▶ [What to work on]: Every entry should be repeated exactly. Omit the pictures.

▶ [Records to use]:
--- begin ---
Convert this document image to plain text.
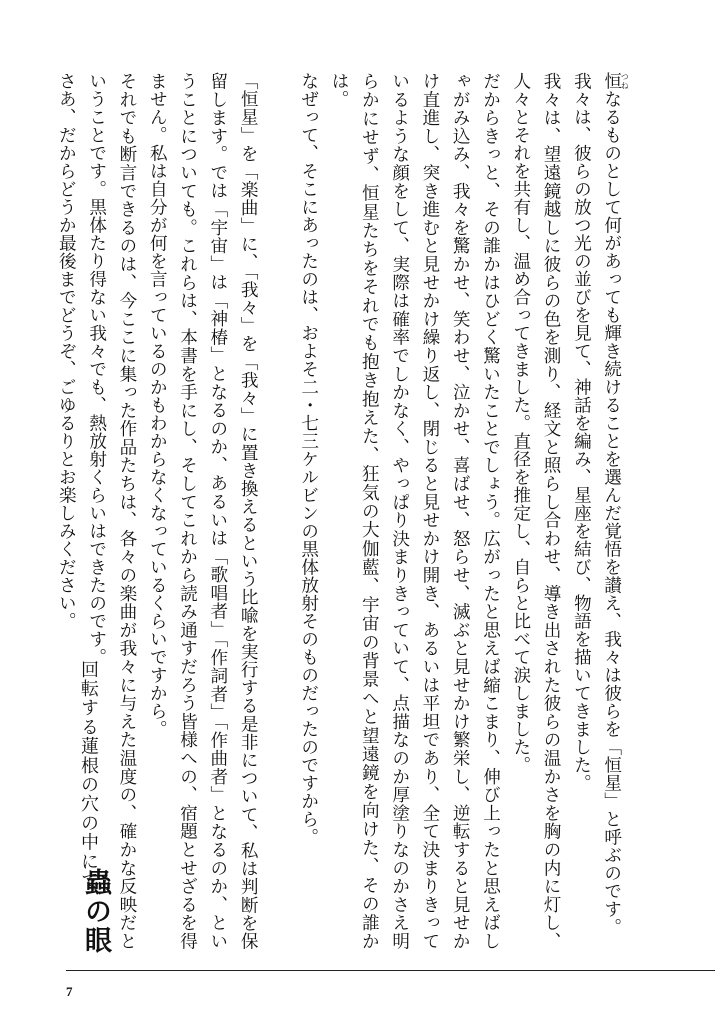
恒つねなるものとして何があっても輝き続けることを選んだ覚悟を讃え、我々は彼らを「恒星」と呼ぶのです。
我々は、彼らの放つ光の並びを見て、神話を編み、星座を結び、物語を描いてきました。
我々は、望遠鏡越しに彼らの色を測り、経文と照らし合わせ、導き出された彼らの温かさを胸の内に灯し、人々とそれを共有し、温め合ってきました。直径を推定し、自らと比べて涙しました。
だからきっと、その誰かはひどく驚いたことでしょう。広がったと思えば縮こまり、伸び上ったと思えばしゃがみ込み、我々を驚かせ、笑わせ、泣かせ、喜ばせ、怒らせ、滅ぶと見せかけ繁栄し、逆転すると見せかけ直進し、突き進むと見せかけ繰り返し、閉じると見せかけ開き、あるいは平坦であり、全て決まりきっているような顔をして、実際は確率でしかなく、やっぱり決まりきっていて、点描なのか厚塗りなのかさえ明らかにせず、恒星たちをそれでも抱き抱えた、狂気の大伽藍、宇宙の背景へと望遠鏡を向けた、その誰かは。
なぜって、そこにあったのは、およそ二・七三ケルビンの黒体放射そのものだったのですから。

「恒星」を「楽曲」に、「我々」を「我々」に置き換えるという比喩を実行する是非について、私は判断を保留します。では「宇宙」は「神椿」となるのか、あるいは「歌唱者」「作詞者」「作曲者」となるのか、ということについても。これらは、本書を手にし、そしてこれから読み通すだろう皆様への、宿題とせざるを得ません。私は自分が何を言っているのかもわからなくなっているくらいですから。
それでも断言できるのは、今ここに集った作品たちは、各々の楽曲が我々に与えた温度の、確かな反映だということです。黒体たり得ない我々でも、熱放射くらいはできたのです。
さあ、だからどうか最後までどうぞ、ごゆるりとお楽しみください。

回転する蓮根の穴の中にて
蟲の眼
7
--- end ---
▶ [Solution below]:
Convert this document image to plain text.
恒つねなるものとして何があっても輝き続けることを選んだ覚悟を讃え、我々は彼らを「恒星」と呼ぶのです。
我々は、彼らの放つ光の並びを見て、神話を編み、星座を結び、物語を描いてきました。
我々は、望遠鏡越しに彼らの色を測り、経文と照らし合わせ、導き出された彼らの温かさを胸の内に灯し、人々とそれを共有し、温め合ってきました。直径を推定し、自らと比べて涙しました。
だからきっと、その誰かはひどく驚いたことでしょう。広がったと思えば縮こまり、伸び上ったと思えばしゃがみ込み、我々を驚かせ、笑わせ、泣かせ、喜ばせ、怒らせ、滅ぶと見せかけ繁栄し、逆転すると見せかけ直進し、突き進むと見せかけ繰り返し、閉じると見せかけ開き、あるいは平坦であり、全て決まりきっているような顔をして、実際は確率でしかなく、やっぱり決まりきっていて、点描なのか厚塗りなのかさえ明らかにせず、恒星たちをそれでも抱き抱えた、狂気の大伽藍、宇宙の背景へと望遠鏡を向けた、その誰かは。
なぜって、そこにあったのは、およそ二・七三ケルビンの黒体放射そのものだったのですから。

「恒星」を「楽曲」に、「我々」を「我々」に置き換えるという比喩を実行する是非について、私は判断を保留します。では「宇宙」は「神椿」となるのか、あるいは「歌唱者」「作詞者」「作曲者」となるのか、ということについても。これらは、本書を手にし、そしてこれから読み通すだろう皆様への、宿題とせざるを得ません。私は自分が何を言っているのかもわからなくなっているくらいですから。
それでも断言できるのは、今ここに集った作品たちは、各々の楽曲が我々に与えた温度の、確かな反映だということです。黒体たり得ない我々でも、熱放射くらいはできたのです。
さあ、だからどうか最後までどうぞ、ごゆるりとお楽しみください。

回転する蓮根の穴の中にて
蟲の眼
7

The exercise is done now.